## [DIRECTIONS]
Among the following entries, count the lines that contain "icon" and report only the result.

※

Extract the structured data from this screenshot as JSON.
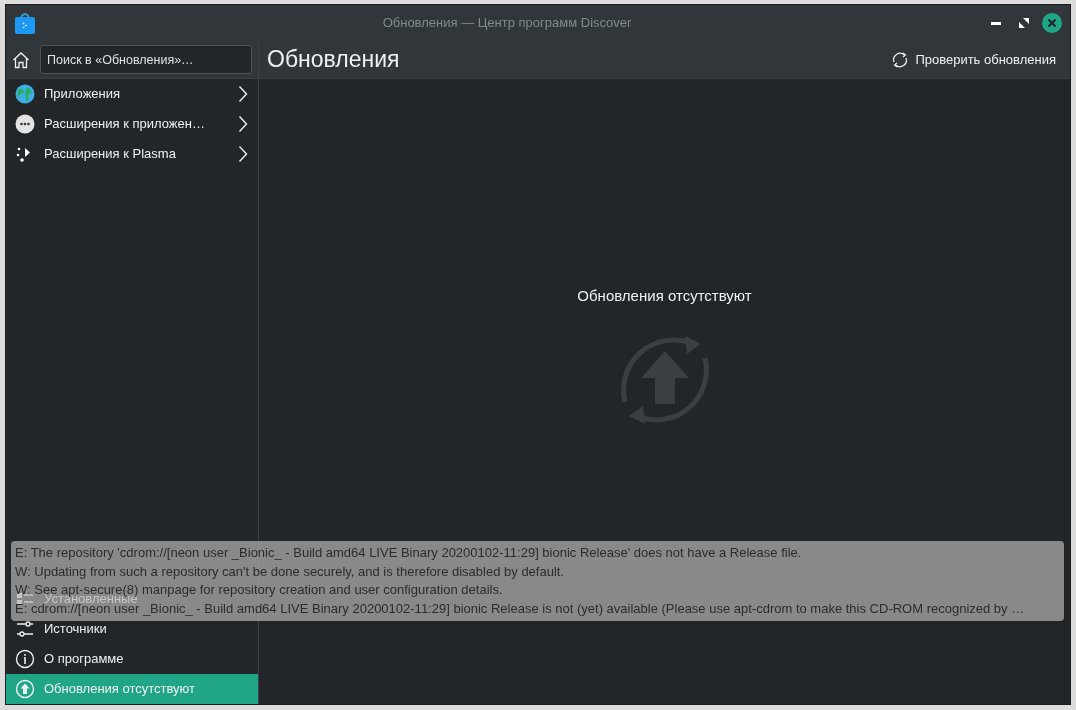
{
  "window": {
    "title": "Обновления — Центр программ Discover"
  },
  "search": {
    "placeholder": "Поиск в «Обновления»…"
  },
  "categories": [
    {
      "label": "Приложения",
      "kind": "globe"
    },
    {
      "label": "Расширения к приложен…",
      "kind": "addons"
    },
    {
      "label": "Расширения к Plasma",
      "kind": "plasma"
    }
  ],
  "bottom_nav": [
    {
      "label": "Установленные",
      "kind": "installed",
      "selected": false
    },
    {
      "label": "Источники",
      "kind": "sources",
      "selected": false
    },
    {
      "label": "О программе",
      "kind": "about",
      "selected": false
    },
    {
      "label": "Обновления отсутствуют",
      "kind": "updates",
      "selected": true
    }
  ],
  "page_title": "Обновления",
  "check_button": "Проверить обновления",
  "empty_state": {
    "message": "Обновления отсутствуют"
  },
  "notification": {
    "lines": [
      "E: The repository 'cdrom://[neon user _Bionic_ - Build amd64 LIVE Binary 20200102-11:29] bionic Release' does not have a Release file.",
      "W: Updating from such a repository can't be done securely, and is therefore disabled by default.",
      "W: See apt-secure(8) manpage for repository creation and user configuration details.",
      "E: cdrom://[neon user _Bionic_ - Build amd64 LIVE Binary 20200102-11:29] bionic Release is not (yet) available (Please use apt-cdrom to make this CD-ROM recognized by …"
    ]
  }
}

※

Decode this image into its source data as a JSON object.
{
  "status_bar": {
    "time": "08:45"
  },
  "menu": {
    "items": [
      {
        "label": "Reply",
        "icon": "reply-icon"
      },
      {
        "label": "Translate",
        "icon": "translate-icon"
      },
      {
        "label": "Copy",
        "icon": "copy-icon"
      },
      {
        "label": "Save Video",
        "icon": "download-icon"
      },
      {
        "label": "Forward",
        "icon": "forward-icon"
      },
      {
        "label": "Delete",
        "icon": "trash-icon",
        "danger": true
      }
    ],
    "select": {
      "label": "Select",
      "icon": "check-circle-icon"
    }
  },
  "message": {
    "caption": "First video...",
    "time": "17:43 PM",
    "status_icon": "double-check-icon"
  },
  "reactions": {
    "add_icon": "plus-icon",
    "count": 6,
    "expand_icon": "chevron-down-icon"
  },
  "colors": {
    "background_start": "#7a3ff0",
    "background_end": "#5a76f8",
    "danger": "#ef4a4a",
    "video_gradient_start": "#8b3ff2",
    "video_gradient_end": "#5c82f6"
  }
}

※

## [FINAL ANSWER]
10